--- Begin ---

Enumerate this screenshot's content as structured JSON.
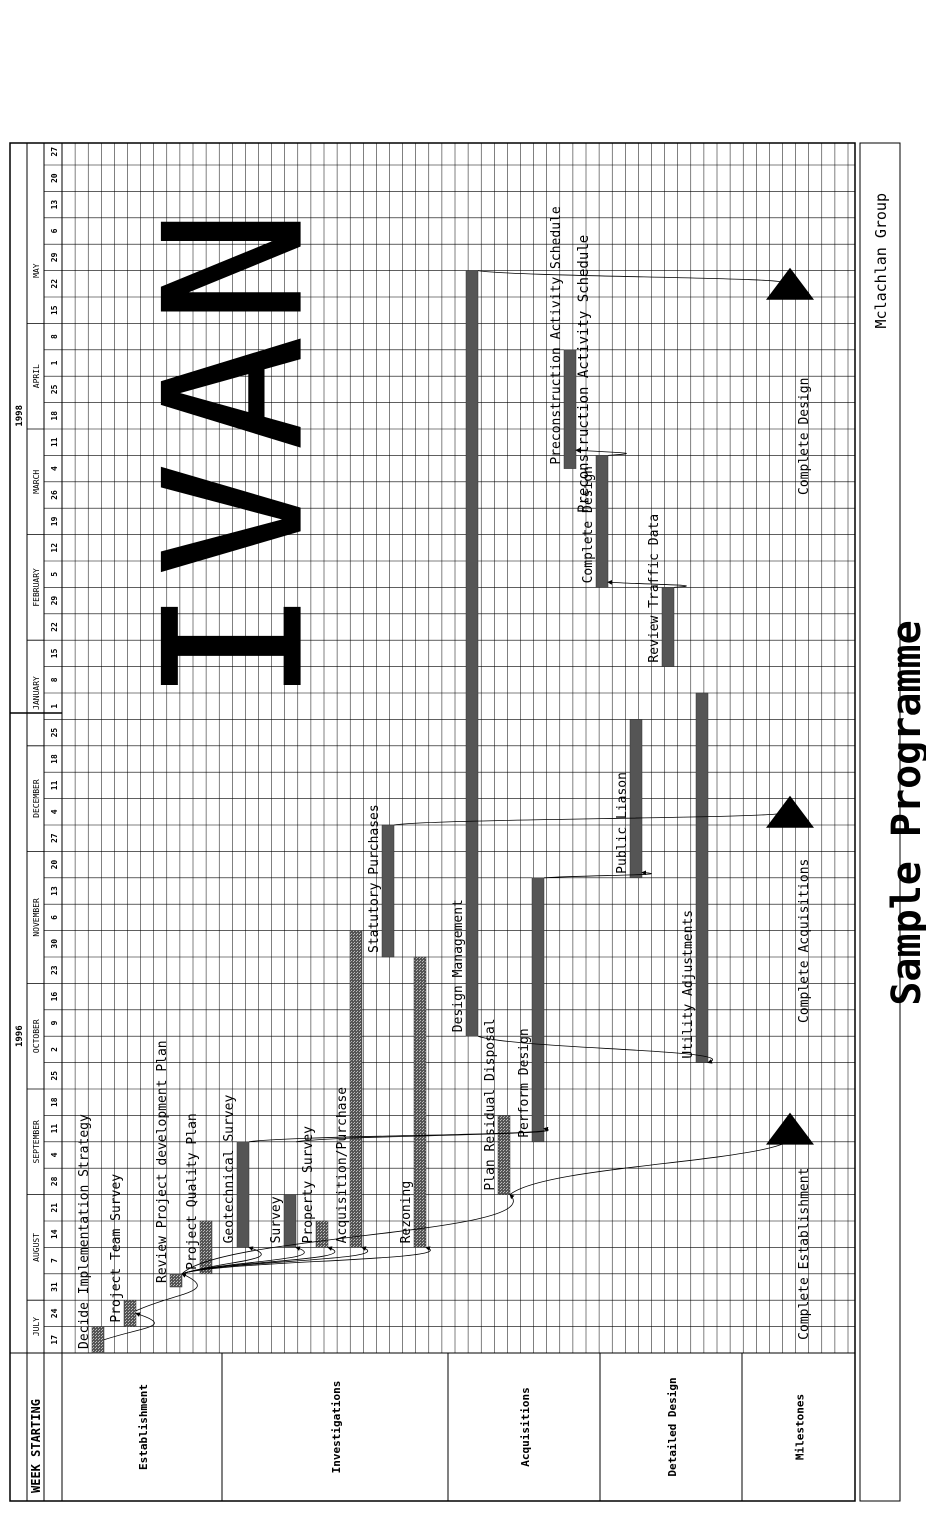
{
  "chart_data": {
    "type": "gantt",
    "title": "Sample Programme",
    "company": "Mclachlan Group",
    "chart_subtitle": "Preconstruction Activity Schedule",
    "watermark": "IVAN",
    "header_label": "WEEK STARTING",
    "years": [
      {
        "label": "1996",
        "first_week": 0,
        "last_week": 23
      },
      {
        "label": "1998",
        "first_week": 24,
        "last_week": 46
      }
    ],
    "months": [
      {
        "label": "JULY",
        "first_week": 0,
        "last_week": 1
      },
      {
        "label": "AUGUST",
        "first_week": 2,
        "last_week": 5
      },
      {
        "label": "SEPTEMBER",
        "first_week": 6,
        "last_week": 9
      },
      {
        "label": "OCTOBER",
        "first_week": 10,
        "last_week": 13
      },
      {
        "label": "NOVEMBER",
        "first_week": 14,
        "last_week": 18
      },
      {
        "label": "DECEMBER",
        "first_week": 19,
        "last_week": 22
      },
      {
        "label": "JANUARY",
        "first_week": 23,
        "last_week": 26
      },
      {
        "label": "FEBRUARY",
        "first_week": 27,
        "last_week": 30
      },
      {
        "label": "MARCH",
        "first_week": 31,
        "last_week": 34
      },
      {
        "label": "APRIL",
        "first_week": 35,
        "last_week": 38
      },
      {
        "label": "MAY",
        "first_week": 39,
        "last_week": 42
      }
    ],
    "weeks": [
      "17",
      "24",
      "31",
      "7",
      "14",
      "21",
      "28",
      "4",
      "11",
      "18",
      "25",
      "2",
      "9",
      "16",
      "23",
      "30",
      "6",
      "13",
      "20",
      "27",
      "4",
      "11",
      "18",
      "25",
      "1",
      "8",
      "15",
      "22",
      "29",
      "5",
      "12",
      "19",
      "26",
      "4",
      "11",
      "18",
      "25",
      "1",
      "8",
      "15",
      "22",
      "29",
      "6",
      "13",
      "20",
      "27"
    ],
    "groups": [
      {
        "label": "Establishment"
      },
      {
        "label": "Investigations"
      },
      {
        "label": "Acquisitions"
      },
      {
        "label": "Detailed Design"
      },
      {
        "label": "Milestones"
      }
    ],
    "tasks": [
      {
        "label": "Decide Implementation Strategy",
        "group": "Establishment",
        "start_week": 0,
        "end_week": 1,
        "hatched": true
      },
      {
        "label": "Project Team Survey",
        "group": "Establishment",
        "start_week": 1,
        "end_week": 2,
        "hatched": true
      },
      {
        "label": "Review Project development Plan",
        "group": "Establishment",
        "start_week": 2.5,
        "end_week": 3,
        "hatched": true
      },
      {
        "label": "Project Quality Plan",
        "group": "Establishment",
        "start_week": 3,
        "end_week": 5,
        "hatched": true
      },
      {
        "label": "Geotechnical Survey",
        "group": "Investigations",
        "start_week": 4,
        "end_week": 8,
        "hatched": false
      },
      {
        "label": "Survey",
        "group": "Investigations",
        "start_week": 4,
        "end_week": 6,
        "hatched": false
      },
      {
        "label": "Property Survey",
        "group": "Investigations",
        "start_week": 4,
        "end_week": 5,
        "hatched": true
      },
      {
        "label": "Acquisition/Purchase",
        "group": "Acquisitions",
        "start_week": 4,
        "end_week": 16,
        "hatched": true
      },
      {
        "label": "Statutory Purchases",
        "group": "Acquisitions",
        "start_week": 15,
        "end_week": 20,
        "hatched": false
      },
      {
        "label": "Rezoning",
        "group": "Acquisitions",
        "start_week": 4,
        "end_week": 15,
        "hatched": true
      },
      {
        "label": "Plan Residual Disposal",
        "group": "Acquisitions",
        "start_week": 6,
        "end_week": 9,
        "hatched": true
      },
      {
        "label": "Design Management",
        "group": "Detailed Design",
        "start_week": 12,
        "end_week": 41,
        "hatched": false
      },
      {
        "label": "Perform Design",
        "group": "Detailed Design",
        "start_week": 8,
        "end_week": 18,
        "hatched": false
      },
      {
        "label": "Public Liason",
        "group": "Detailed Design",
        "start_week": 18,
        "end_week": 24,
        "hatched": false
      },
      {
        "label": "Utility Adjustments",
        "group": "Detailed Design",
        "start_week": 11,
        "end_week": 25,
        "hatched": false
      },
      {
        "label": "Review Traffic Data",
        "group": "Detailed Design",
        "start_week": 26,
        "end_week": 29,
        "hatched": false
      },
      {
        "label": "Complete Design",
        "group": "Detailed Design",
        "start_week": 29,
        "end_week": 34,
        "hatched": false
      },
      {
        "label": "Preconstruction Activity Schedule",
        "group": "Detailed Design",
        "start_week": 33.5,
        "end_week": 38,
        "hatched": false
      }
    ],
    "milestones": [
      {
        "label": "Complete Establishment",
        "week": 8.5
      },
      {
        "label": "Complete Acquisitions",
        "week": 20.5
      },
      {
        "label": "Complete Design",
        "week": 40.5
      }
    ]
  }
}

--- End ---

• [Task description]: Quote each entry above verbatim and drop the pictures.

• [Expected answer]:
Enumerate this screenshot's content as structured JSON.
{
  "chart_data": {
    "type": "gantt",
    "title": "Sample Programme",
    "company": "Mclachlan Group",
    "chart_subtitle": "Preconstruction Activity Schedule",
    "watermark": "IVAN",
    "header_label": "WEEK STARTING",
    "years": [
      {
        "label": "1996",
        "first_week": 0,
        "last_week": 23
      },
      {
        "label": "1998",
        "first_week": 24,
        "last_week": 46
      }
    ],
    "months": [
      {
        "label": "JULY",
        "first_week": 0,
        "last_week": 1
      },
      {
        "label": "AUGUST",
        "first_week": 2,
        "last_week": 5
      },
      {
        "label": "SEPTEMBER",
        "first_week": 6,
        "last_week": 9
      },
      {
        "label": "OCTOBER",
        "first_week": 10,
        "last_week": 13
      },
      {
        "label": "NOVEMBER",
        "first_week": 14,
        "last_week": 18
      },
      {
        "label": "DECEMBER",
        "first_week": 19,
        "last_week": 22
      },
      {
        "label": "JANUARY",
        "first_week": 23,
        "last_week": 26
      },
      {
        "label": "FEBRUARY",
        "first_week": 27,
        "last_week": 30
      },
      {
        "label": "MARCH",
        "first_week": 31,
        "last_week": 34
      },
      {
        "label": "APRIL",
        "first_week": 35,
        "last_week": 38
      },
      {
        "label": "MAY",
        "first_week": 39,
        "last_week": 42
      }
    ],
    "weeks": [
      "17",
      "24",
      "31",
      "7",
      "14",
      "21",
      "28",
      "4",
      "11",
      "18",
      "25",
      "2",
      "9",
      "16",
      "23",
      "30",
      "6",
      "13",
      "20",
      "27",
      "4",
      "11",
      "18",
      "25",
      "1",
      "8",
      "15",
      "22",
      "29",
      "5",
      "12",
      "19",
      "26",
      "4",
      "11",
      "18",
      "25",
      "1",
      "8",
      "15",
      "22",
      "29",
      "6",
      "13",
      "20",
      "27"
    ],
    "groups": [
      {
        "label": "Establishment"
      },
      {
        "label": "Investigations"
      },
      {
        "label": "Acquisitions"
      },
      {
        "label": "Detailed Design"
      },
      {
        "label": "Milestones"
      }
    ],
    "tasks": [
      {
        "label": "Decide Implementation Strategy",
        "group": "Establishment",
        "start_week": 0,
        "end_week": 1,
        "hatched": true
      },
      {
        "label": "Project Team Survey",
        "group": "Establishment",
        "start_week": 1,
        "end_week": 2,
        "hatched": true
      },
      {
        "label": "Review Project development Plan",
        "group": "Establishment",
        "start_week": 2.5,
        "end_week": 3,
        "hatched": true
      },
      {
        "label": "Project Quality Plan",
        "group": "Establishment",
        "start_week": 3,
        "end_week": 5,
        "hatched": true
      },
      {
        "label": "Geotechnical Survey",
        "group": "Investigations",
        "start_week": 4,
        "end_week": 8,
        "hatched": false
      },
      {
        "label": "Survey",
        "group": "Investigations",
        "start_week": 4,
        "end_week": 6,
        "hatched": false
      },
      {
        "label": "Property Survey",
        "group": "Investigations",
        "start_week": 4,
        "end_week": 5,
        "hatched": true
      },
      {
        "label": "Acquisition/Purchase",
        "group": "Acquisitions",
        "start_week": 4,
        "end_week": 16,
        "hatched": true
      },
      {
        "label": "Statutory Purchases",
        "group": "Acquisitions",
        "start_week": 15,
        "end_week": 20,
        "hatched": false
      },
      {
        "label": "Rezoning",
        "group": "Acquisitions",
        "start_week": 4,
        "end_week": 15,
        "hatched": true
      },
      {
        "label": "Plan Residual Disposal",
        "group": "Acquisitions",
        "start_week": 6,
        "end_week": 9,
        "hatched": true
      },
      {
        "label": "Design Management",
        "group": "Detailed Design",
        "start_week": 12,
        "end_week": 41,
        "hatched": false
      },
      {
        "label": "Perform Design",
        "group": "Detailed Design",
        "start_week": 8,
        "end_week": 18,
        "hatched": false
      },
      {
        "label": "Public Liason",
        "group": "Detailed Design",
        "start_week": 18,
        "end_week": 24,
        "hatched": false
      },
      {
        "label": "Utility Adjustments",
        "group": "Detailed Design",
        "start_week": 11,
        "end_week": 25,
        "hatched": false
      },
      {
        "label": "Review Traffic Data",
        "group": "Detailed Design",
        "start_week": 26,
        "end_week": 29,
        "hatched": false
      },
      {
        "label": "Complete Design",
        "group": "Detailed Design",
        "start_week": 29,
        "end_week": 34,
        "hatched": false
      },
      {
        "label": "Preconstruction Activity Schedule",
        "group": "Detailed Design",
        "start_week": 33.5,
        "end_week": 38,
        "hatched": false
      }
    ],
    "milestones": [
      {
        "label": "Complete Establishment",
        "week": 8.5
      },
      {
        "label": "Complete Acquisitions",
        "week": 20.5
      },
      {
        "label": "Complete Design",
        "week": 40.5
      }
    ]
  }
}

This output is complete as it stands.